┏━━
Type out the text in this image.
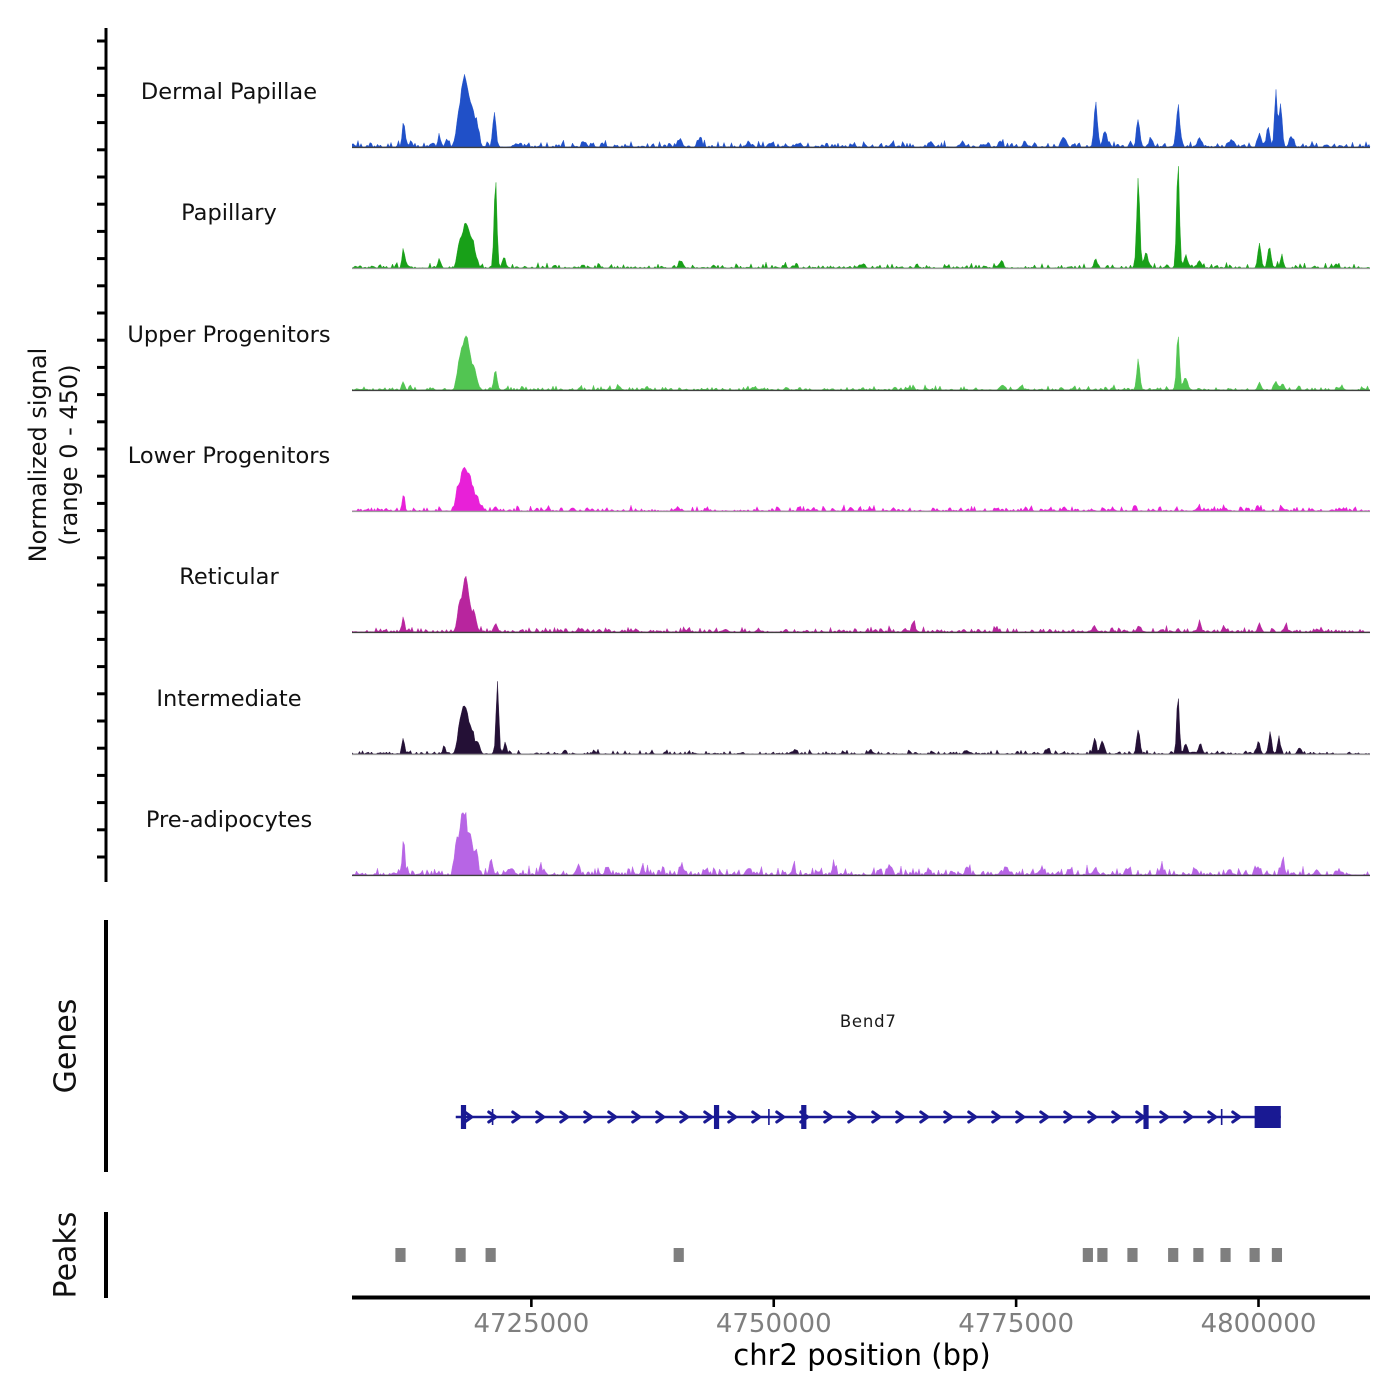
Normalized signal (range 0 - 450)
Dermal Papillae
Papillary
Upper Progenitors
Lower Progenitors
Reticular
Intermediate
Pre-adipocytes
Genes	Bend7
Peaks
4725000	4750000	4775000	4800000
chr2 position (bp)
┗━━
ASSIGNMENT >>
Keep every word of the records exact as you write them out, but drop the pictures.

EXPECTED OUTPUT >>
Type out the text in this image.
Normalized signal (range 0 - 450)
Dermal Papillae
Papillary
Upper Progenitors
Lower Progenitors
Reticular
Intermediate
Pre-adipocytes
Genes	Bend7
Peaks
4725000	4750000	4775000	4800000
chr2 position (bp)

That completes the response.